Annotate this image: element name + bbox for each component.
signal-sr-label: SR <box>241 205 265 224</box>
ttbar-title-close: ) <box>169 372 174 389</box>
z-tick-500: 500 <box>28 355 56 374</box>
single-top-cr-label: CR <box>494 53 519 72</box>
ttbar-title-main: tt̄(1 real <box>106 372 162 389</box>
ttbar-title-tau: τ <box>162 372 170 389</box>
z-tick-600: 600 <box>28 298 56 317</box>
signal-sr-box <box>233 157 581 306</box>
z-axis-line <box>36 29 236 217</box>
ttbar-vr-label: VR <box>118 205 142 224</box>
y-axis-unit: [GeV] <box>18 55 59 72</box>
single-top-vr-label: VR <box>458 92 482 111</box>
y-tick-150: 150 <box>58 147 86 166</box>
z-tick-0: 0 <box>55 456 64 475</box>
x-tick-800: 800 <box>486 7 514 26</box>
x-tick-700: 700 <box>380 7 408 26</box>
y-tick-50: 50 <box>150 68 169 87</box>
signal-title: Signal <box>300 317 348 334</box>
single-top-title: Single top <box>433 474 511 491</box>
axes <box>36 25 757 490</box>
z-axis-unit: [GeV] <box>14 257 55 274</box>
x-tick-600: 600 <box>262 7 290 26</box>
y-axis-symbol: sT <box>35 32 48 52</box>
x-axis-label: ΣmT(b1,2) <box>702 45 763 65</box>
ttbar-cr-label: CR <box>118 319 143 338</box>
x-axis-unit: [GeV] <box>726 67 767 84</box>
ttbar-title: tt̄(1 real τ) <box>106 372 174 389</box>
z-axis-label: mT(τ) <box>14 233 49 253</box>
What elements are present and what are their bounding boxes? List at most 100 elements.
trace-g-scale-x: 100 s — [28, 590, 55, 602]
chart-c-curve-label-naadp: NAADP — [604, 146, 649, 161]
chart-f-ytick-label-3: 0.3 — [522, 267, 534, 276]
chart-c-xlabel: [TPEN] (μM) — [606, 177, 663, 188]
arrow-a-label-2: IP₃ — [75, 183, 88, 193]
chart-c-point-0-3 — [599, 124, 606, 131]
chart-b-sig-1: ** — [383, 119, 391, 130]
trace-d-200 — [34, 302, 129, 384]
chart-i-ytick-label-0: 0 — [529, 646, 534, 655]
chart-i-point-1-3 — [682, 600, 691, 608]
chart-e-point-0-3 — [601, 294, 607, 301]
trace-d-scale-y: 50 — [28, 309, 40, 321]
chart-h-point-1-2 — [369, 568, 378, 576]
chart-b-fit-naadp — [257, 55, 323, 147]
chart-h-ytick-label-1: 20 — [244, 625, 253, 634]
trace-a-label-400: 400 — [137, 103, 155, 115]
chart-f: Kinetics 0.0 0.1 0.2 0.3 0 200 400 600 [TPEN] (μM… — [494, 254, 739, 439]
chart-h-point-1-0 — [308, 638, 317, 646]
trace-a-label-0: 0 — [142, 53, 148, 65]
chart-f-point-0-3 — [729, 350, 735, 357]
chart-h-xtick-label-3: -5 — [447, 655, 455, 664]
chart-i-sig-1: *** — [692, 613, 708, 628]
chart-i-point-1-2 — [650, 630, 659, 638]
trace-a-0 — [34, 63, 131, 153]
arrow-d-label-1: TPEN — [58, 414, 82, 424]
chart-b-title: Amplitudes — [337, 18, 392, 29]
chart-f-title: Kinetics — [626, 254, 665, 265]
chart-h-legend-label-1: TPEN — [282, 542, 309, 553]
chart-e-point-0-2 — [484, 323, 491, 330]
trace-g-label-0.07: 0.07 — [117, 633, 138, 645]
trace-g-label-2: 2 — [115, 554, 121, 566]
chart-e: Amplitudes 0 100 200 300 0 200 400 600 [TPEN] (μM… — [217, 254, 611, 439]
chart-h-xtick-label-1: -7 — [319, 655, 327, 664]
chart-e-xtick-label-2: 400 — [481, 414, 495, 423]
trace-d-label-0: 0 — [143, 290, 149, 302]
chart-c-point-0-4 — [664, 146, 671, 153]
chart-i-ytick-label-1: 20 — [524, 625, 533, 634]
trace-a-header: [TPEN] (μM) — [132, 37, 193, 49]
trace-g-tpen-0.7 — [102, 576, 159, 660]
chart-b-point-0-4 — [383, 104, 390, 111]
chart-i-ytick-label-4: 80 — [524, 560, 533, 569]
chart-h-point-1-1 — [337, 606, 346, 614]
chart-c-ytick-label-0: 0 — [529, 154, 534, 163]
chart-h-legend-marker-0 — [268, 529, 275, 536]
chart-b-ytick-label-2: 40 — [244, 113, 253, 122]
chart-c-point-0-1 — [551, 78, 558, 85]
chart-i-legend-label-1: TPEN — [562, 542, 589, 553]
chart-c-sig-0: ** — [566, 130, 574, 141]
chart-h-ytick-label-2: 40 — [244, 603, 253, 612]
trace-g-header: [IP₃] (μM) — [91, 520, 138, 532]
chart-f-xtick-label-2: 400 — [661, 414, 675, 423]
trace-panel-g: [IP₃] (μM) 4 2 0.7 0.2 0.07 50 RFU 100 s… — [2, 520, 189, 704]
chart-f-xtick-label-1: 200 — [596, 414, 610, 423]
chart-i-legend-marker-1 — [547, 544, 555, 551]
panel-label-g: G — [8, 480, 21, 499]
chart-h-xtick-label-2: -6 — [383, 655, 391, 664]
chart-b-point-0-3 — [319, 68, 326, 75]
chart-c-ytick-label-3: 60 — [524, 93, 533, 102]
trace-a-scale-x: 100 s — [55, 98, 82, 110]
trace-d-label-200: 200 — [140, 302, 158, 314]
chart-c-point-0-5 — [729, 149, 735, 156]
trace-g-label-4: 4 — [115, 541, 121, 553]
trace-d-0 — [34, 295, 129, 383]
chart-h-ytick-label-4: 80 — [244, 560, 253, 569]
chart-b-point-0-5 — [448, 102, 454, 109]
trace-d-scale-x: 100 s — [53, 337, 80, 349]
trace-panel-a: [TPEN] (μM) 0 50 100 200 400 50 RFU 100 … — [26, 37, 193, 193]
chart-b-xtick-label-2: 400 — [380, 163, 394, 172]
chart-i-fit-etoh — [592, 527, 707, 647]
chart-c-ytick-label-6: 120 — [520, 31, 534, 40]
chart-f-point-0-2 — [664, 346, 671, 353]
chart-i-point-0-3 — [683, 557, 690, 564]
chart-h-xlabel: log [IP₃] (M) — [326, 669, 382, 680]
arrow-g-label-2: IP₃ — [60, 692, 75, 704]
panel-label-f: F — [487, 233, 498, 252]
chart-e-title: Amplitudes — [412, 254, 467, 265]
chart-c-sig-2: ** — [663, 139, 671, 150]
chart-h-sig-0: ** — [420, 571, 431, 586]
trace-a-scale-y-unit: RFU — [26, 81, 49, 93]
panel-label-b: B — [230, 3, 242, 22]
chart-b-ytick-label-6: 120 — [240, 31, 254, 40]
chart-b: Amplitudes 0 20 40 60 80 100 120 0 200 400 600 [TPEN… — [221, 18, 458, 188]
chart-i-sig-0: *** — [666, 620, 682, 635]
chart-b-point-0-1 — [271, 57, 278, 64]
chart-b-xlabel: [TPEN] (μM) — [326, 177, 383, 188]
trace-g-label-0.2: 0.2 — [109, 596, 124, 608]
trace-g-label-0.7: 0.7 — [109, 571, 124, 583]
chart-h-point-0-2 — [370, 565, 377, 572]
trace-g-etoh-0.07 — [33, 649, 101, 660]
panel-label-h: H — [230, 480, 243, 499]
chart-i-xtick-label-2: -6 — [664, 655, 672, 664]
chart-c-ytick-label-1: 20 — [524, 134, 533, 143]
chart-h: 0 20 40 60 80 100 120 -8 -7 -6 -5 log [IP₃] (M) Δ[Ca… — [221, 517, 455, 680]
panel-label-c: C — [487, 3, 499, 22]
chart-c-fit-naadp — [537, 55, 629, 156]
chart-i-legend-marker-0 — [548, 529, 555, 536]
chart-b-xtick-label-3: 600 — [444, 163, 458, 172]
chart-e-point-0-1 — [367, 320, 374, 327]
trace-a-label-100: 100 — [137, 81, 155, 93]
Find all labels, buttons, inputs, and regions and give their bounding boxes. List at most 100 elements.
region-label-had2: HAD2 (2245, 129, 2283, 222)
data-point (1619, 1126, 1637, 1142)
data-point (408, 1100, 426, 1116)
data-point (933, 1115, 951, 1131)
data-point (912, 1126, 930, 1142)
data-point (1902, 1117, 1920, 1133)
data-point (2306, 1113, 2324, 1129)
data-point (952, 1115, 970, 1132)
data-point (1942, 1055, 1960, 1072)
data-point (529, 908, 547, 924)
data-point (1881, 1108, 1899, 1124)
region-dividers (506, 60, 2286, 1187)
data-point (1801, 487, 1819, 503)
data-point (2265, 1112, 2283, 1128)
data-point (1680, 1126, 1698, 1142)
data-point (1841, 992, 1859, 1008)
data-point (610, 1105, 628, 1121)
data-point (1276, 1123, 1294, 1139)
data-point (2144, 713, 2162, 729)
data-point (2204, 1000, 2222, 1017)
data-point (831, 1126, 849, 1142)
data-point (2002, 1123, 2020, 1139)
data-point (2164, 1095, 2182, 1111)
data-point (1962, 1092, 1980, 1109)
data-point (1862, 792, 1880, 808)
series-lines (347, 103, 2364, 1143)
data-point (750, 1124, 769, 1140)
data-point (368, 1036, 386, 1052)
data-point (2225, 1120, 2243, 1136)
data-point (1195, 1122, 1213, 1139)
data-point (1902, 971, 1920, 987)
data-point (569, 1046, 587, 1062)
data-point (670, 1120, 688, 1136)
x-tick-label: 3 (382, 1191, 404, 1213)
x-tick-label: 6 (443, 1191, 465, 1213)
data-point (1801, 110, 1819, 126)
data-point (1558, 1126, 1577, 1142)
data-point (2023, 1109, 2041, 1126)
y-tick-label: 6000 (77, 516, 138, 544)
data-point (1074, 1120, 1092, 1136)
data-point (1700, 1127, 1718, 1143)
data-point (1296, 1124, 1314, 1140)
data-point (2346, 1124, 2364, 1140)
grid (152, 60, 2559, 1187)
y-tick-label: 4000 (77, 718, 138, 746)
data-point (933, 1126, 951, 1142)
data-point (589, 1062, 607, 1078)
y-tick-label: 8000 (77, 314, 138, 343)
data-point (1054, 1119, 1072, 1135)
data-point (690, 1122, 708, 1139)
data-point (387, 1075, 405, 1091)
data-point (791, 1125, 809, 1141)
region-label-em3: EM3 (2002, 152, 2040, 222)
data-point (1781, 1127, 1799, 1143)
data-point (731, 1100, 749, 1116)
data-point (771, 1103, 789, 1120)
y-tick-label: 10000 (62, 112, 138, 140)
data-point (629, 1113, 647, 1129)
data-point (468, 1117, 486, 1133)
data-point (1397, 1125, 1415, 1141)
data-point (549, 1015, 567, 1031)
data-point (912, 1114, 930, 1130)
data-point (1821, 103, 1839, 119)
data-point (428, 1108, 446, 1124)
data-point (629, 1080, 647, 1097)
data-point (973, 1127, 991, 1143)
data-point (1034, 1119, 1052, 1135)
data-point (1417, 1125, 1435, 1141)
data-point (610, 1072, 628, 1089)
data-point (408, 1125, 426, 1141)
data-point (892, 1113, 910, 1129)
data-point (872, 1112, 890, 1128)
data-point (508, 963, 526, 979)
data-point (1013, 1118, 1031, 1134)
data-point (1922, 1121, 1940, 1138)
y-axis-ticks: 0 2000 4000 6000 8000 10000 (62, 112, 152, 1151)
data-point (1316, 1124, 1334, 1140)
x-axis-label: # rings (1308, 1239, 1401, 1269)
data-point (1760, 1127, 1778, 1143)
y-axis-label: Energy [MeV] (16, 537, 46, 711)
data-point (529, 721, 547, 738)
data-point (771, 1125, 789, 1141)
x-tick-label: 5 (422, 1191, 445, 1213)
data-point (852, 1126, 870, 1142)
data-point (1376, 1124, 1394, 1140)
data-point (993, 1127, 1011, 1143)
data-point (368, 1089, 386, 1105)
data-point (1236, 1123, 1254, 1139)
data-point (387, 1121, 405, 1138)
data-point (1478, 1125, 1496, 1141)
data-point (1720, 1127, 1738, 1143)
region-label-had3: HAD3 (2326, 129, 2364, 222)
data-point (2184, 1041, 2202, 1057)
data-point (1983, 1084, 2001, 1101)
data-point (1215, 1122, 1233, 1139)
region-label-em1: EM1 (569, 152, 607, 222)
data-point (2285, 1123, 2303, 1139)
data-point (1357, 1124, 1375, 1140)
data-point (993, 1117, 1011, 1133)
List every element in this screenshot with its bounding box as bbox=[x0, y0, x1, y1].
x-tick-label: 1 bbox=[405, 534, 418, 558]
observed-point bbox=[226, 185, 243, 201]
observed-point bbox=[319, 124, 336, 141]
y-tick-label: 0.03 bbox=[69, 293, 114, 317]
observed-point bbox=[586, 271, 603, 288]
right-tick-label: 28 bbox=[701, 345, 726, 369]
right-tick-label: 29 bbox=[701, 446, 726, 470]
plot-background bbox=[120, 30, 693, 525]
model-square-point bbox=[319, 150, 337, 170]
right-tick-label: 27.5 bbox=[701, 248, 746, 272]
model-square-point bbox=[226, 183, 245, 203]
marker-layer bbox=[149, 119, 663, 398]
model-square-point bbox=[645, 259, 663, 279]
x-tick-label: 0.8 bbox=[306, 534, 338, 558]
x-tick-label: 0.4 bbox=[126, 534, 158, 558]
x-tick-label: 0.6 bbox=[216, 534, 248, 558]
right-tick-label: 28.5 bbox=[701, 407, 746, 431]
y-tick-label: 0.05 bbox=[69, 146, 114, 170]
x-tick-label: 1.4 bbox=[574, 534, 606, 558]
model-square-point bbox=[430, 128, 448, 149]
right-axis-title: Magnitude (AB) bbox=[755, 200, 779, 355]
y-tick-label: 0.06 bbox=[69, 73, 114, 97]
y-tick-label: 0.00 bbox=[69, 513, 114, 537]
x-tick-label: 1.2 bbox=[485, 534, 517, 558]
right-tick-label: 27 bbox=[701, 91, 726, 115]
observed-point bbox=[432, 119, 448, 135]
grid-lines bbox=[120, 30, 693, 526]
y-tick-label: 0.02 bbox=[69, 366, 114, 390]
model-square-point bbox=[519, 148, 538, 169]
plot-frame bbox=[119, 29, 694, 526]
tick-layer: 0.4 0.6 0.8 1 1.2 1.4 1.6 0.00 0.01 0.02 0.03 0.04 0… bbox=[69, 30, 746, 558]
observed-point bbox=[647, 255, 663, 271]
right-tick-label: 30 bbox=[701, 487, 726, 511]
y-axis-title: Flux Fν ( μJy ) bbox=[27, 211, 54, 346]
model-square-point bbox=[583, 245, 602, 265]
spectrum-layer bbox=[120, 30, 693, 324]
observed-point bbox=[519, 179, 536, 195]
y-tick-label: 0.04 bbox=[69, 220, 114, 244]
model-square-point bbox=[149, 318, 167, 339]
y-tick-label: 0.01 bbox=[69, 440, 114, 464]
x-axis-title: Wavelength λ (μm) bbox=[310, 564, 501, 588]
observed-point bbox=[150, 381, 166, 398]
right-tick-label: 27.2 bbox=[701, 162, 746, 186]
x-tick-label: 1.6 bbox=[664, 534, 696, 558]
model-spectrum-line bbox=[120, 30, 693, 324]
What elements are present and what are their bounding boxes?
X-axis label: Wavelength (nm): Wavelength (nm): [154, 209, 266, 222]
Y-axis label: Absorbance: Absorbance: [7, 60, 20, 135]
****************
■ What to work on: Copy out, word for word, the lines from the start of the records through the line that contains "z-tick-0: 0 <box>55 456 64 475</box>", including both of them.

■ Response to this exercise:
Annotate this image: element name + bbox for each component.
signal-sr-label: SR <box>241 205 265 224</box>
ttbar-title-close: ) <box>169 372 174 389</box>
z-tick-500: 500 <box>28 355 56 374</box>
single-top-cr-label: CR <box>494 53 519 72</box>
ttbar-title-main: tt̄(1 real <box>106 372 162 389</box>
ttbar-title-tau: τ <box>162 372 170 389</box>
z-tick-600: 600 <box>28 298 56 317</box>
signal-sr-box <box>233 157 581 306</box>
z-axis-line <box>36 29 236 217</box>
ttbar-vr-label: VR <box>118 205 142 224</box>
y-axis-unit: [GeV] <box>18 55 59 72</box>
single-top-vr-label: VR <box>458 92 482 111</box>
y-tick-150: 150 <box>58 147 86 166</box>
z-tick-0: 0 <box>55 456 64 475</box>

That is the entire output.